What to produce | Wherever a line below holds the word "значение", copy that line.

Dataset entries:
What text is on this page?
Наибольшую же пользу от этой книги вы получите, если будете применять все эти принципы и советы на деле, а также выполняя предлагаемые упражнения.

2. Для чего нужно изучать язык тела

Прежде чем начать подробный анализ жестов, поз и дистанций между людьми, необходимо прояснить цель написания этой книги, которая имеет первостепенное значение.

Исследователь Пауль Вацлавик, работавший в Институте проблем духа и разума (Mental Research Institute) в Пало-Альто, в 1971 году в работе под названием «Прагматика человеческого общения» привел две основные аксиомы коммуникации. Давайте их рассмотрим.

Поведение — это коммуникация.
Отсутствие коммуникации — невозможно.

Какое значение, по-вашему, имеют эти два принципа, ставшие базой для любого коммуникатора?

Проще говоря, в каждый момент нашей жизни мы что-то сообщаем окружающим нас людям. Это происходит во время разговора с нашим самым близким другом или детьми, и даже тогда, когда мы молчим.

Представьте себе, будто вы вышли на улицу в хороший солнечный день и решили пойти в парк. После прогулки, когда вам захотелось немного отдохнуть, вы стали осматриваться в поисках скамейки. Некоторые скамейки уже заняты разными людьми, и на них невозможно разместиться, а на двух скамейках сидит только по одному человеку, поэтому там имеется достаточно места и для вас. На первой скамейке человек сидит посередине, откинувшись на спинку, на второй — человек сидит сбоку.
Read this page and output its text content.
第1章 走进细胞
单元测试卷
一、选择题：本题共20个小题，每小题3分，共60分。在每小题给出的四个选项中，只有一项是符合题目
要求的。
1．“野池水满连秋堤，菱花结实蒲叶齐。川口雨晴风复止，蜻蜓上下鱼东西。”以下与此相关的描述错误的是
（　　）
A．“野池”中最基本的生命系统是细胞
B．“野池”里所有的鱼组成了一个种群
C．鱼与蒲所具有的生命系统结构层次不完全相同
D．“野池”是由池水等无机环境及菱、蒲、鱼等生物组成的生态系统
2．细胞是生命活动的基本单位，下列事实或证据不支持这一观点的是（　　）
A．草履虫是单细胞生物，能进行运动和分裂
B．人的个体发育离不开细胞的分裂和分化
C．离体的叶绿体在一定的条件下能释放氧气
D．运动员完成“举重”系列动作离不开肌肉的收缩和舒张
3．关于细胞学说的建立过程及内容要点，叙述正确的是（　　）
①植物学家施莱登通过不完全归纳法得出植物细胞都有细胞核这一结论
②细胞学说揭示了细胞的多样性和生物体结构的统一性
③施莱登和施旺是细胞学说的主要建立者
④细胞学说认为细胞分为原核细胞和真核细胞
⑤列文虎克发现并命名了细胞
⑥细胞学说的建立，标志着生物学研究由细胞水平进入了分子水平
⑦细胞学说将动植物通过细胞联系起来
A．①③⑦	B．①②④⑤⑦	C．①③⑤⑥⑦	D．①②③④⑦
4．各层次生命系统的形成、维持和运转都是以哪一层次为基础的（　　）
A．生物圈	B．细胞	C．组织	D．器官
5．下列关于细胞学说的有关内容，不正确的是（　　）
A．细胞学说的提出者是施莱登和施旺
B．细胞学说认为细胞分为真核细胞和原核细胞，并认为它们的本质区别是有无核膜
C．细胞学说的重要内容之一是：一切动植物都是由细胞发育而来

Solution for this exercise |
Прежде чем начать подробный анализ жестов, поз и дистанций между людьми, необходимо прояснить цель написания этой книги, которая имеет первостепенное значение.
Какое значение, по-вашему, имеют эти два принципа, ставшие базой для любого коммуникатора?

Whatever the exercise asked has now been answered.